> _Problem to solve_
Turn the material below into a JSON list of strings, with one string for each line and any blank lines left out.

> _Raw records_
'''

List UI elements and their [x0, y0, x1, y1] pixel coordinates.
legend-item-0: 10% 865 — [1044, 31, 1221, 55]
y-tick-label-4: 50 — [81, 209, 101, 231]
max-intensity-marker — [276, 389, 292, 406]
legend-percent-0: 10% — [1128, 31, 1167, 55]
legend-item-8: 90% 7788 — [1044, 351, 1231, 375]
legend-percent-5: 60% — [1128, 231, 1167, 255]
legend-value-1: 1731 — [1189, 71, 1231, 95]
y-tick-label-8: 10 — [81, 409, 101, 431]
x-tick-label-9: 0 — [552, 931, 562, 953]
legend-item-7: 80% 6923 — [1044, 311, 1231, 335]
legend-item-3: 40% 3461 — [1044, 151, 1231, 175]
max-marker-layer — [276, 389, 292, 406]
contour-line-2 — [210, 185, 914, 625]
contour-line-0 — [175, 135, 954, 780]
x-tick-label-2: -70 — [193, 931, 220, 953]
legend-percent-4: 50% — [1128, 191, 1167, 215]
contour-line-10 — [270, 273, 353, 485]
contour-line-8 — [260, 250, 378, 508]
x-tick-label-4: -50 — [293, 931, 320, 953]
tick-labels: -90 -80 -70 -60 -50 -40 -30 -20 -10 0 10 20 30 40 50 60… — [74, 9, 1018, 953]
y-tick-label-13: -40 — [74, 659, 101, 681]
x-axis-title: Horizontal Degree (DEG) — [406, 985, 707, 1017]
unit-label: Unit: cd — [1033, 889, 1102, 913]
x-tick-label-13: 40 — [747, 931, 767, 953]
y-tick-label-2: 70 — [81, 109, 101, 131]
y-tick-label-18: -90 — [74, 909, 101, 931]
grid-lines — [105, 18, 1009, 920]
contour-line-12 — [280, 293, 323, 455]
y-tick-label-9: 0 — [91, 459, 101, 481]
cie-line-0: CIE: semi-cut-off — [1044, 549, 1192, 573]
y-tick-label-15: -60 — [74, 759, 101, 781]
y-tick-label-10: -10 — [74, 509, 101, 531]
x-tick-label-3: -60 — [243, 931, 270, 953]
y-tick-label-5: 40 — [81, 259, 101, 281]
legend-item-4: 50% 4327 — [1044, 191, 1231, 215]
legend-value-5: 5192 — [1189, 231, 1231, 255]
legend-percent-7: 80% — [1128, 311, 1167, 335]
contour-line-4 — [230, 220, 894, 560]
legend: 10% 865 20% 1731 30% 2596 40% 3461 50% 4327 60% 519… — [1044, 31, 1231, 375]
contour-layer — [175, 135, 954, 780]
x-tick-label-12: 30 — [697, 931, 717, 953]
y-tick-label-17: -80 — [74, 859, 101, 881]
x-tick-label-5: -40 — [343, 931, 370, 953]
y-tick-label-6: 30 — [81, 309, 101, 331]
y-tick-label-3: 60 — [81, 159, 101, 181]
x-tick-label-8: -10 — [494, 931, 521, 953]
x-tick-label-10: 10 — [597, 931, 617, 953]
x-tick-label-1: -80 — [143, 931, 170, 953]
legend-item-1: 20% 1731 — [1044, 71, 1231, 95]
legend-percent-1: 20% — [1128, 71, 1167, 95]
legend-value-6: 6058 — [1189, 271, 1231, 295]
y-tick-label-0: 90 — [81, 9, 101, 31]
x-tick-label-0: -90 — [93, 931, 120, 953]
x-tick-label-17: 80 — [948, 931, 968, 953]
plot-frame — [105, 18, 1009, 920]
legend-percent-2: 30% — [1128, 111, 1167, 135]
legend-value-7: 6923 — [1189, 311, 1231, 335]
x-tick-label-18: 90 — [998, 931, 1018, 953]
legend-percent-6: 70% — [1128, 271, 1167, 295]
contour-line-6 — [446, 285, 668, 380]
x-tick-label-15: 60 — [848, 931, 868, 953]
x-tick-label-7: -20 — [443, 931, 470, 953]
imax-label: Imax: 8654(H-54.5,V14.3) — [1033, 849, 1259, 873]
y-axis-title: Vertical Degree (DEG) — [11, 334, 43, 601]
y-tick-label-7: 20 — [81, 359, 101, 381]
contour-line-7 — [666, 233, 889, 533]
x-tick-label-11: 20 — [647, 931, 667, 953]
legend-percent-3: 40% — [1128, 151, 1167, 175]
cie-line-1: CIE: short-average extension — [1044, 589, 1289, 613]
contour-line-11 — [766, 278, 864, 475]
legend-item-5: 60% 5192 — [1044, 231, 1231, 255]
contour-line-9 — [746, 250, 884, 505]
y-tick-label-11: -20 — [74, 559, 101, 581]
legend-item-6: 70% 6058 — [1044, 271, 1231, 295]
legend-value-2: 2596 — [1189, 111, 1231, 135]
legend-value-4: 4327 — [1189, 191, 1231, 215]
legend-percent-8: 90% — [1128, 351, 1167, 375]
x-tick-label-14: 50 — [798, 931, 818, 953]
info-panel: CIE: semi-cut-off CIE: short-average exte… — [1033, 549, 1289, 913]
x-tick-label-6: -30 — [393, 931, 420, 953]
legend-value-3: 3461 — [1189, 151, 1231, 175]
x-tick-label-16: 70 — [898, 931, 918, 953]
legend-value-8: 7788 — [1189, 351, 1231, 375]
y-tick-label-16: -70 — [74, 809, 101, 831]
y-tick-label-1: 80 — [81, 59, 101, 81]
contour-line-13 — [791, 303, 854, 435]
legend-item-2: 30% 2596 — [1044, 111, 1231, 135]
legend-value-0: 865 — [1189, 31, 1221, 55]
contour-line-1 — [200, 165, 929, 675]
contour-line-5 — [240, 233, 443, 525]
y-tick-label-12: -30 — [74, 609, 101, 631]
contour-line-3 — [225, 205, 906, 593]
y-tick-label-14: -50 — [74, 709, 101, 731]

'''

> _Expected output_
[
  "List UI elements and their [x0, y0, x1, y1] pixel coordinates.",
  "legend-item-0: 10% 865 — [1044, 31, 1221, 55]",
  "y-tick-label-4: 50 — [81, 209, 101, 231]",
  "max-intensity-marker — [276, 389, 292, 406]",
  "legend-percent-0: 10% — [1128, 31, 1167, 55]",
  "legend-item-8: 90% 7788 — [1044, 351, 1231, 375]",
  "legend-percent-5: 60% — [1128, 231, 1167, 255]",
  "legend-value-1: 1731 — [1189, 71, 1231, 95]",
  "y-tick-label-8: 10 — [81, 409, 101, 431]",
  "x-tick-label-9: 0 — [552, 931, 562, 953]",
  "legend-item-7: 80% 6923 — [1044, 311, 1231, 335]",
  "legend-item-3: 40% 3461 — [1044, 151, 1231, 175]",
  "max-marker-layer — [276, 389, 292, 406]",
  "contour-line-2 — [210, 185, 914, 625]",
  "contour-line-0 — [175, 135, 954, 780]",
  "x-tick-label-2: -70 — [193, 931, 220, 953]",
  "legend-percent-4: 50% — [1128, 191, 1167, 215]",
  "contour-line-10 — [270, 273, 353, 485]",
  "contour-line-8 — [260, 250, 378, 508]",
  "x-tick-label-4: -50 — [293, 931, 320, 953]",
  "tick-labels: -90 -80 -70 -60 -50 -40 -30 -20 -10 0 10 20 30 40 50 60… — [74, 9, 1018, 953]",
  "y-tick-label-13: -40 — [74, 659, 101, 681]",
  "x-axis-title: Horizontal Degree (DEG) — [406, 985, 707, 1017]",
  "unit-label: Unit: cd — [1033, 889, 1102, 913]",
  "x-tick-label-13: 40 — [747, 931, 767, 953]",
  "y-tick-label-2: 70 — [81, 109, 101, 131]",
  "y-tick-label-18: -90 — [74, 909, 101, 931]",
  "grid-lines — [105, 18, 1009, 920]",
  "contour-line-12 — [280, 293, 323, 455]",
  "y-tick-label-9: 0 — [91, 459, 101, 481]",
  "cie-line-0: CIE: semi-cut-off — [1044, 549, 1192, 573]",
  "y-tick-label-15: -60 — [74, 759, 101, 781]",
  "y-tick-label-10: -10 — [74, 509, 101, 531]",
  "x-tick-label-3: -60 — [243, 931, 270, 953]",
  "y-tick-label-5: 40 — [81, 259, 101, 281]",
  "legend-item-4: 50% 4327 — [1044, 191, 1231, 215]",
  "legend-value-5: 5192 — [1189, 231, 1231, 255]",
  "legend-percent-7: 80% — [1128, 311, 1167, 335]",
  "contour-line-4 — [230, 220, 894, 560]",
  "legend: 10% 865 20% 1731 30% 2596 40% 3461 50% 4327 60% 519… — [1044, 31, 1231, 375]",
  "contour-layer — [175, 135, 954, 780]",
  "x-tick-label-12: 30 — [697, 931, 717, 953]",
  "y-tick-label-17: -80 — [74, 859, 101, 881]",
  "x-tick-label-5: -40 — [343, 931, 370, 953]",
  "y-tick-label-6: 30 — [81, 309, 101, 331]",
  "y-tick-label-3: 60 — [81, 159, 101, 181]",
  "x-tick-label-8: -10 — [494, 931, 521, 953]",
  "x-tick-label-10: 10 — [597, 931, 617, 953]",
  "x-tick-label-1: -80 — [143, 931, 170, 953]",
  "legend-item-1: 20% 1731 — [1044, 71, 1231, 95]",
  "legend-percent-1: 20% — [1128, 71, 1167, 95]",
  "legend-value-6: 6058 — [1189, 271, 1231, 295]",
  "y-tick-label-0: 90 — [81, 9, 101, 31]",
  "x-tick-label-0: -90 — [93, 931, 120, 953]",
  "x-tick-label-17: 80 — [948, 931, 968, 953]",
  "plot-frame — [105, 18, 1009, 920]",
  "legend-percent-2: 30% — [1128, 111, 1167, 135]",
  "legend-value-7: 6923 — [1189, 311, 1231, 335]",
  "x-tick-label-18: 90 — [998, 931, 1018, 953]",
  "legend-percent-6: 70% — [1128, 271, 1167, 295]",
  "contour-line-6 — [446, 285, 668, 380]",
  "x-tick-label-15: 60 — [848, 931, 868, 953]",
  "x-tick-label-7: -20 — [443, 931, 470, 953]",
  "imax-label: Imax: 8654(H-54.5,V14.3) — [1033, 849, 1259, 873]",
  "y-axis-title: Vertical Degree (DEG) — [11, 334, 43, 601]",
  "y-tick-label-7: 20 — [81, 359, 101, 381]",
  "contour-line-7 — [666, 233, 889, 533]",
  "x-tick-label-11: 20 — [647, 931, 667, 953]",
  "legend-percent-3: 40% — [1128, 151, 1167, 175]",
  "cie-line-1: CIE: short-average extension — [1044, 589, 1289, 613]",
  "contour-line-11 — [766, 278, 864, 475]",
  "legend-item-5: 60% 5192 — [1044, 231, 1231, 255]",
  "contour-line-9 — [746, 250, 884, 505]",
  "y-tick-label-11: -20 — [74, 559, 101, 581]",
  "legend-item-6: 70% 6058 — [1044, 271, 1231, 295]",
  "legend-value-2: 2596 — [1189, 111, 1231, 135]",
  "legend-value-4: 4327 — [1189, 191, 1231, 215]",
  "legend-percent-8: 90% — [1128, 351, 1167, 375]",
  "x-tick-label-14: 50 — [798, 931, 818, 953]",
  "info-panel: CIE: semi-cut-off CIE: short-average exte… — [1033, 549, 1289, 913]",
  "x-tick-label-6: -30 — [393, 931, 420, 953]",
  "legend-value-3: 3461 — [1189, 151, 1231, 175]",
  "x-tick-label-16: 70 — [898, 931, 918, 953]",
  "legend-value-8: 7788 — [1189, 351, 1231, 375]",
  "y-tick-label-16: -70 — [74, 809, 101, 831]",
  "y-tick-label-1: 80 — [81, 59, 101, 81]",
  "contour-line-13 — [791, 303, 854, 435]",
  "legend-item-2: 30% 2596 — [1044, 111, 1231, 135]",
  "legend-value-0: 865 — [1189, 31, 1221, 55]",
  "contour-line-1 — [200, 165, 929, 675]",
  "contour-line-5 — [240, 233, 443, 525]",
  "y-tick-label-12: -30 — [74, 609, 101, 631]",
  "contour-line-3 — [225, 205, 906, 593]",
  "y-tick-label-14: -50 — [74, 709, 101, 731]"
]